- _Work order A_
According to the article on the Crabtree Neck trails, how many miles of hiking trails are there on Crabtree Neck?
- _Work order B_
Reproduce the part of the Crabtree Neck article between "It was this" and "good look around.", inclusive.

- _Document extract_
———
John Barlow Hudson’s “Sublime Portal Whispering Stones” in Hancock, is one of 31 roadside sculptures along Maine Sculpture Trail. Carey Kish photo

At the junction of U.S. Route 1 and Point Road in Hancock, 8 miles east of Ellsworth, there’s a pretty green triangle of a park with a gazebo and several war monuments. Across the way, next to the town hall, is a large sculpture – two pillars of granite topped with a capstone – a piece by John Barlow Hudson that’s called “Sublime Portal: Whispering Stones.”

Hudson’s work, one of 31 roadside sculptures along the Maine Sculpture Trail, is an aptly named portal of sorts to a small bounty of conservation lands and 15 miles of hiking trails on Crabtree Neck, beginning directly across Point Road with the Old Pond Railway Trail.

The Old Pond Railway Trail in Hancock features nice views of Old Pond and the Skillings River. Carey Kish photo

It was this time last year, in the early days of the pandemic, when I first explored the hiking trails on Crabtree Neck. With the Acadia National Park paths near my home busy as if it were high summer, I was looking for a new place to wander that might offer an extra measure of solitude but not be too far away. The map for the Railway Trail had been stuck to the refrigerator all winter, so it was off to Hancock for a good look around.

The Old Pond Railway Trail follows an abandoned railway bed for close to 3 miles to the Kilkenny Cove Preserve, then a short spur out to Old Route 1. Doubling back from this point makes it a 6-mile trek overall. Taking advantage of perfect blue skies with temps in the 40s, I enjoyed every step, except for a few stumbles on some of the old wooden ties that still line the route.
———
- _Data items_

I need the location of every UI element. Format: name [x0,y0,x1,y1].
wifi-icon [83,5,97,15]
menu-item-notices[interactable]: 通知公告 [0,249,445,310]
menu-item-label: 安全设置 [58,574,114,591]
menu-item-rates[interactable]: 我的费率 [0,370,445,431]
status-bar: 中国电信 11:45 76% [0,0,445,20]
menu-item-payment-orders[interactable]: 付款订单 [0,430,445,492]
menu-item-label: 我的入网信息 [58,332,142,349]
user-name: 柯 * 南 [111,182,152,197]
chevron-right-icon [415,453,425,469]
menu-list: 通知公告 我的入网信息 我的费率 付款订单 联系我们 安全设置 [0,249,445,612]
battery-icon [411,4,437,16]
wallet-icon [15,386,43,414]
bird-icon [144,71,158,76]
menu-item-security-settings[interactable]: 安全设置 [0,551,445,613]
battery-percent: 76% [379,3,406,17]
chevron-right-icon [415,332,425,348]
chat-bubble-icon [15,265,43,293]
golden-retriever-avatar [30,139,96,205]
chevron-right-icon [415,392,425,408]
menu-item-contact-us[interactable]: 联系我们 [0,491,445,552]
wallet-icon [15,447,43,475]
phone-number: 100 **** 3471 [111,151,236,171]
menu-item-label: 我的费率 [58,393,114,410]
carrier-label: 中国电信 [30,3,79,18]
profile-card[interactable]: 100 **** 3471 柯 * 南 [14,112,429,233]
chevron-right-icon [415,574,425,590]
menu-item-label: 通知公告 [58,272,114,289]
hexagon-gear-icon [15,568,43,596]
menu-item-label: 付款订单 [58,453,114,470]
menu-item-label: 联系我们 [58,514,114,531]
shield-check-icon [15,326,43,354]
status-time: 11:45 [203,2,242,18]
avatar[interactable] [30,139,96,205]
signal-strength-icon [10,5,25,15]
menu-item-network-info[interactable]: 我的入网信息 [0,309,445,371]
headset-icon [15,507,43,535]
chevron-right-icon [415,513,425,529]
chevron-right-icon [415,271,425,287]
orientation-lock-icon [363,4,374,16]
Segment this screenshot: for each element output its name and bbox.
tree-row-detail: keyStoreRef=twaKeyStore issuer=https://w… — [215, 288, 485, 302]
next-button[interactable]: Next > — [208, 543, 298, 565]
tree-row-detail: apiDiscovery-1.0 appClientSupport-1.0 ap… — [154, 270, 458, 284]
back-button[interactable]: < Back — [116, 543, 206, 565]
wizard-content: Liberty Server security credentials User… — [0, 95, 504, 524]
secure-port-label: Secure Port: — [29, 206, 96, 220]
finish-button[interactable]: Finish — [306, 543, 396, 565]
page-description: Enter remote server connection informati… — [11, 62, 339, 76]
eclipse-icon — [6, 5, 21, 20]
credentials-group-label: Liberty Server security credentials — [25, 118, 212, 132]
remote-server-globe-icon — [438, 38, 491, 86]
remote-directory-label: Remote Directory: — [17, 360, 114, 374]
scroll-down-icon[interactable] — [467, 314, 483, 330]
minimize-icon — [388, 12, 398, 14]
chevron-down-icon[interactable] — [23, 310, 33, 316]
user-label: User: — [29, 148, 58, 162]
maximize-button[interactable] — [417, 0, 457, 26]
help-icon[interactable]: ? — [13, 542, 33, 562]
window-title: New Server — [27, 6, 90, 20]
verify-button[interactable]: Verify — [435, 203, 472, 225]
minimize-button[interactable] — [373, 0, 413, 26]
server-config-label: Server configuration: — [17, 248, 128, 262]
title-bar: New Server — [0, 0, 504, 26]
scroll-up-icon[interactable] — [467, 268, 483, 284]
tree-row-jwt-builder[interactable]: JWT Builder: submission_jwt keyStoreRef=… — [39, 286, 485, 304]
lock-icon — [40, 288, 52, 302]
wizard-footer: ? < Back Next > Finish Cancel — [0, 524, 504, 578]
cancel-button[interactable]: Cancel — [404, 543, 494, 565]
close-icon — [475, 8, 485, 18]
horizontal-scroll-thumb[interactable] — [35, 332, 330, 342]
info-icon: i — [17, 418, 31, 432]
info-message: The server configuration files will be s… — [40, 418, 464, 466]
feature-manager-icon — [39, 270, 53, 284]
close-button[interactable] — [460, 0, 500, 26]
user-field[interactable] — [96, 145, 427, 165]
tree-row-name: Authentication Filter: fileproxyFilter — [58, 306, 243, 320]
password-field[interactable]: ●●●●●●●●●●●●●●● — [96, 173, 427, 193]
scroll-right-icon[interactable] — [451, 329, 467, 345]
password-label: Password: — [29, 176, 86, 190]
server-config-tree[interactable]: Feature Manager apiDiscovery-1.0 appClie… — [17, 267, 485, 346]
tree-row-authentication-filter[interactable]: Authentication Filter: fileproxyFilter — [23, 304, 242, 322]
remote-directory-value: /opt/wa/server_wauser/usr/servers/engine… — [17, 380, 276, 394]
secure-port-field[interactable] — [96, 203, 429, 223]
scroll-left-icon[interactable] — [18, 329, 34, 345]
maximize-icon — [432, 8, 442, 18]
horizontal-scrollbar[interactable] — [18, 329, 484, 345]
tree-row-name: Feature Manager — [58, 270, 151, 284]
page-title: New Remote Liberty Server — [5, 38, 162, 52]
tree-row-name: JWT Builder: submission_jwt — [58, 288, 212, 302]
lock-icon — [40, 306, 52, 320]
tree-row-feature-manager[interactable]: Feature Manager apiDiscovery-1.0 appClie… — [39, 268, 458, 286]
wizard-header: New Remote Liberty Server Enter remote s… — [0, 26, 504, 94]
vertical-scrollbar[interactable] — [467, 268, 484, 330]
———
- _Exercise solution A_
15 miles

- _Exercise solution B_
It was this time last year, in the early days of the pandemic, when I first explored the hiking trails on Crabtree Neck. With the Acadia National Park paths near my home busy as if it were high summer, I was looking for a new place to wander that might offer an extra measure of solitude but not be too far away. The map for the Railway Trail had been stuck to the refrigerator all winter, so it was off to Hancock for a good look around.